• EXERCISE AIM:
Of the lines below, copy those that hold the word "negative".

[[ DATA SUPPLIED open ]]

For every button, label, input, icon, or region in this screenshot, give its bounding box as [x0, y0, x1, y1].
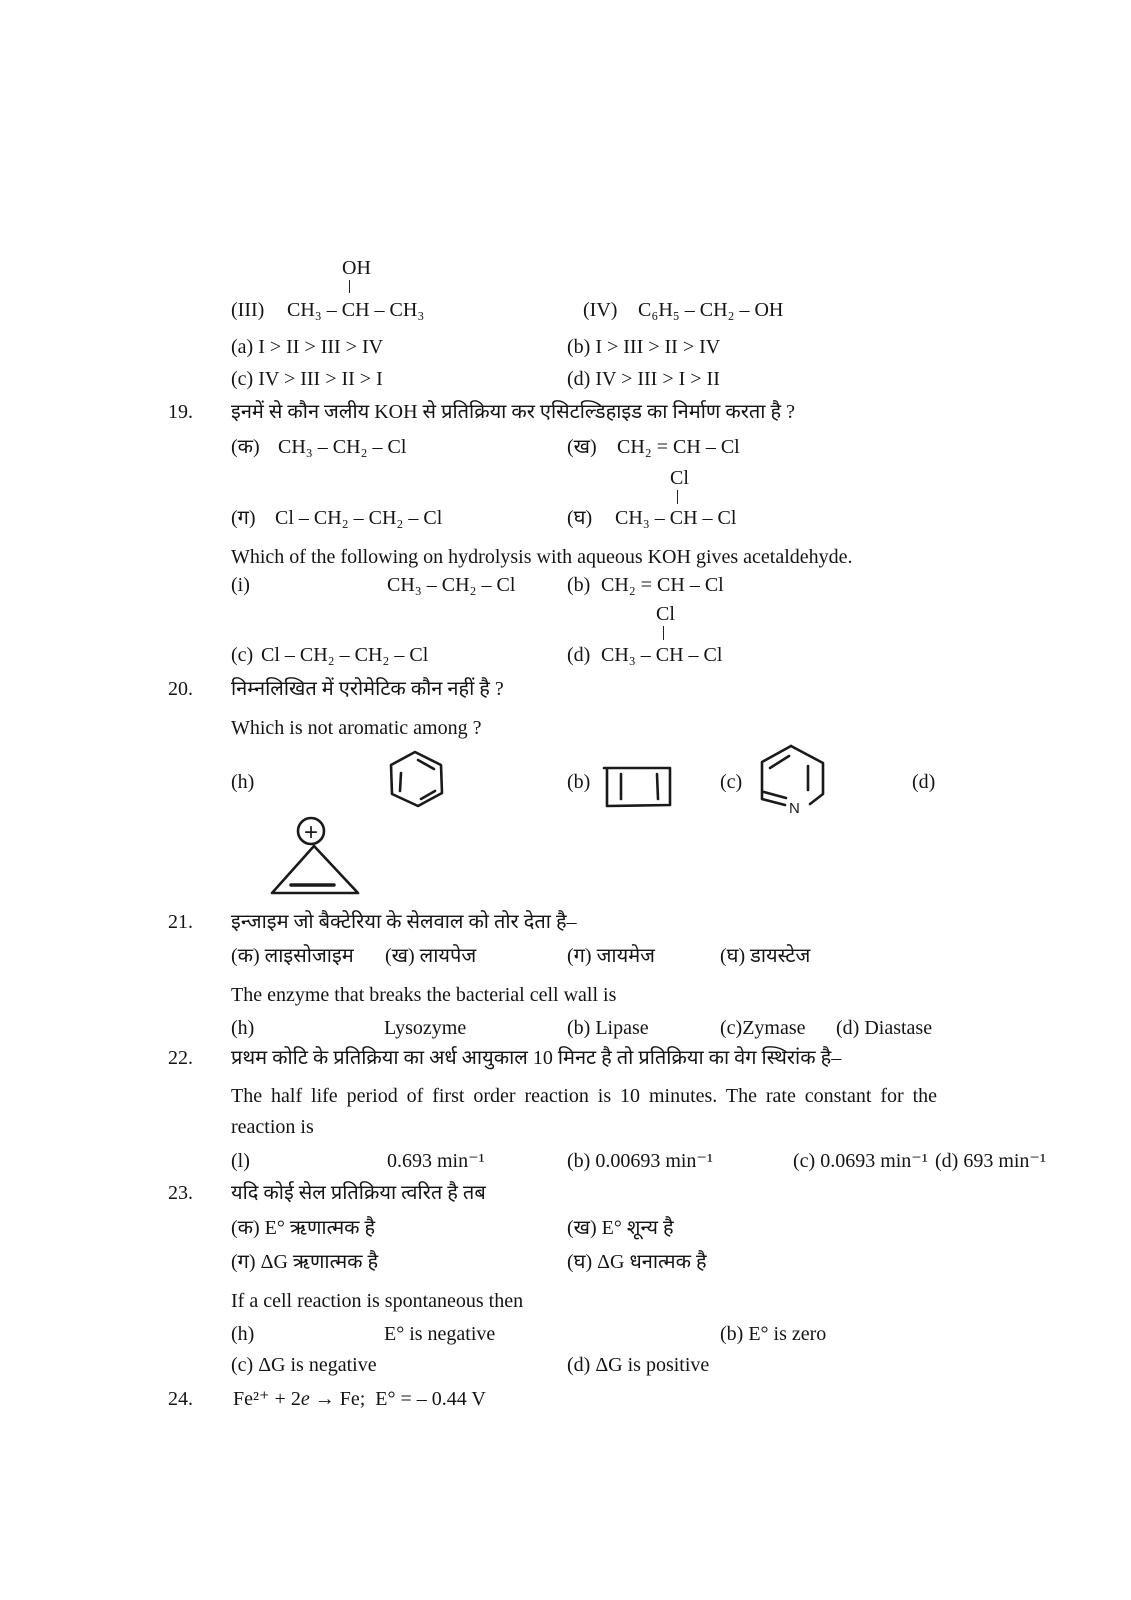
q19-en-option-b-label: (b): [567, 574, 591, 596]
q21-hi-option-gha: (घ) डायस्टेज: [720, 945, 811, 967]
cyclobutadiene-ring: [604, 768, 670, 806]
q21-question-english: The enzyme that breaks the bacterial cell wall is: [231, 984, 617, 1006]
q23-hi-option-ga: (ग) ΔG ऋणात्मक है: [231, 1251, 379, 1273]
q19-hi-option-gha-bond-line: [677, 490, 678, 504]
q20-option-c-label: (c): [720, 771, 743, 793]
pyridine-double-bond-bottom-2: [762, 799, 785, 805]
q22-option-d: (d) 693 min⁻¹: [935, 1150, 1046, 1172]
benzene-double-bond-left: [400, 773, 401, 791]
benzene-double-bond-bottom: [421, 791, 435, 799]
q18-option-b: (b) I > III > II > IV: [567, 336, 721, 358]
q21-question-hindi: इन्जाइम जो बैक्टेरिया के सेलवाल को तोर देता है–: [231, 911, 577, 933]
q19-en-option-d-label: (d): [567, 644, 591, 666]
q19-en-option-c-formula: Cl – CH₂ – CH₂ – Cl: [261, 644, 429, 666]
q18-iv-label: (IV): [583, 299, 618, 321]
q23-en-option-h-text: E° is negative: [384, 1323, 496, 1345]
q23-en-option-d: (d) ΔG is positive: [567, 1354, 710, 1376]
q21-hi-option-kha: (ख) लायपेज: [385, 945, 477, 967]
q23-question-hindi: यदि कोई सेल प्रतिक्रिया त्वरित है तब: [231, 1182, 486, 1204]
q19-en-option-b-formula: CH₂ = CH – Cl: [601, 574, 724, 596]
q20-option-d-label: (d): [912, 771, 936, 793]
q20-option-h-label: (h): [231, 771, 255, 793]
q24-equation-electron: e: [300, 1388, 310, 1410]
q19-hi-option-gha-label: (घ): [567, 507, 593, 529]
q20-question-english: Which is not aromatic among ?: [231, 717, 482, 739]
q22-option-b: (b) 0.00693 min⁻¹: [567, 1150, 713, 1172]
q19-en-option-i-formula: CH₃ – CH₂ – Cl: [387, 574, 516, 596]
q22-question-english-line1: The half life period of first order reaction is 10 minutes. The rate constant for the: [231, 1085, 937, 1107]
q18-option-a: (a) I > II > III > IV: [231, 336, 384, 358]
pyridine-double-bond-top: [770, 756, 789, 768]
q24-equation: [233, 1387, 486, 1411]
q19-en-option-d-substituent: Cl: [656, 603, 675, 625]
benzene-ring: [391, 752, 442, 806]
q18-iv-formula: C₆H₅ – CH₂ – OH: [638, 299, 784, 321]
q21-hi-option-ka: (क) लाइसोजाइम: [231, 945, 354, 967]
q19-en-option-i-label: (i): [231, 574, 250, 596]
q21-en-option-h-label: (h): [231, 1017, 255, 1039]
q19-hi-option-ka-formula: CH₃ – CH₂ – Cl: [278, 436, 407, 458]
pyridine-double-bond-bottom-1: [764, 792, 786, 798]
q18-iii-substituent: OH: [342, 257, 371, 279]
q19-hi-option-ga-formula: Cl – CH₂ – CH₂ – Cl: [275, 507, 443, 529]
q19-en-option-c-label: (c): [231, 644, 254, 666]
cyclopropenyl-cation-structure: [272, 818, 358, 893]
q19-hi-option-kha-formula: CH₂ = CH – Cl: [617, 436, 740, 458]
q19-hi-option-gha-formula: CH₃ – CH – Cl: [615, 507, 737, 529]
q23-hi-option-gha: (घ) ΔG धनात्मक है: [567, 1251, 707, 1273]
q24-equation-product: → Fe; E° = – 0.44 V: [309, 1388, 486, 1410]
q20-option-b-label: (b): [567, 771, 591, 793]
q23-question-english: If a cell reaction is spontaneous then: [231, 1290, 524, 1312]
q19-hi-option-ka-label: (क): [231, 436, 260, 458]
q22-number: 22.: [168, 1047, 193, 1069]
cyclopropenyl-ring: [272, 846, 358, 893]
cyclobutadiene-double-bond-right: [657, 774, 658, 799]
q19-hi-option-ga-label: (ग): [231, 507, 256, 529]
pyridine-ring-left: [762, 746, 791, 798]
q20-question-hindi: निम्नलिखित में एरोमेटिक कौन नहीं है ?: [231, 678, 504, 700]
q21-en-option-b: (b) Lipase: [567, 1017, 649, 1039]
q22-option-l-text: 0.693 min⁻¹: [387, 1150, 485, 1172]
q21-en-option-c: (c)Zymase: [720, 1017, 806, 1039]
q19-en-option-d-formula: CH₃ – CH – Cl: [601, 644, 723, 666]
q20-number: 20.: [168, 678, 193, 700]
q22-question-english-line2: reaction is: [231, 1116, 314, 1138]
q23-en-option-c: (c) ΔG is negative: [231, 1354, 377, 1376]
q23-en-option-b: (b) E° is zero: [720, 1323, 827, 1345]
q19-question-english: Which of the following on hydrolysis with aqueous KOH gives acetaldehyde.: [231, 546, 853, 568]
q21-hi-option-ga: (ग) जायमेज: [567, 945, 656, 967]
positive-charge-sign: +: [303, 819, 319, 846]
q23-hi-option-kha: (ख) E° शून्य है: [567, 1217, 674, 1239]
q18-iii-formula: CH₃ – CH – CH₃: [287, 299, 425, 321]
pyridine-nitrogen-label: N: [789, 800, 800, 817]
positive-charge-circle: [298, 818, 324, 844]
q19-en-option-d-bond-line: [663, 626, 664, 640]
q22-option-c: (c) 0.0693 min⁻¹: [793, 1150, 928, 1172]
q23-number: 23.: [168, 1182, 193, 1204]
pyridine-structure: [762, 746, 823, 817]
q19-number: 19.: [168, 401, 193, 423]
q19-hi-option-kha-label: (ख): [567, 436, 597, 458]
q21-en-option-h-text: Lysozyme: [384, 1017, 467, 1039]
benzene-structure: [391, 752, 442, 806]
benzene-double-bond-top: [418, 760, 434, 769]
q19-question-hindi: इनमें से कौन जलीय KOH से प्रतिक्रिया कर एसिटल्डिहाइड का निर्माण करता है ?: [231, 401, 795, 423]
pyridine-ring-right: [791, 746, 823, 804]
q21-en-option-d: (d) Diastase: [836, 1017, 933, 1039]
q22-question-hindi: प्रथम कोटि के प्रतिक्रिया का अर्ध आयुकाल 10 मिनट है तो प्रतिक्रिया का वेग स्थिरांक है–: [231, 1047, 842, 1069]
q22-option-l-label: (l): [231, 1150, 250, 1172]
q23-hi-option-ka: (क) E° ऋणात्मक है: [231, 1217, 376, 1239]
q24-number: 24.: [168, 1388, 193, 1410]
q18-option-d: (d) IV > III > I > II: [567, 368, 720, 390]
q18-iii-bond-line: [349, 280, 350, 293]
q19-hi-option-gha-substituent: Cl: [670, 467, 689, 489]
q18-option-c: (c) IV > III > II > I: [231, 368, 383, 390]
q24-equation-reactant: Fe²⁺ + 2: [233, 1388, 301, 1410]
cyclobutadiene-structure: [604, 768, 670, 806]
q21-number: 21.: [168, 911, 193, 933]
q18-iii-label: (III): [231, 299, 265, 321]
q23-en-option-h-label: (h): [231, 1323, 255, 1345]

[[ DATA SUPPLIED closed ]]

• SOLVED PROBLEM:
q23-en-option-h-text: E° is negative: [384, 1323, 496, 1345]
q23-en-option-c: (c) ΔG is negative: [231, 1354, 377, 1376]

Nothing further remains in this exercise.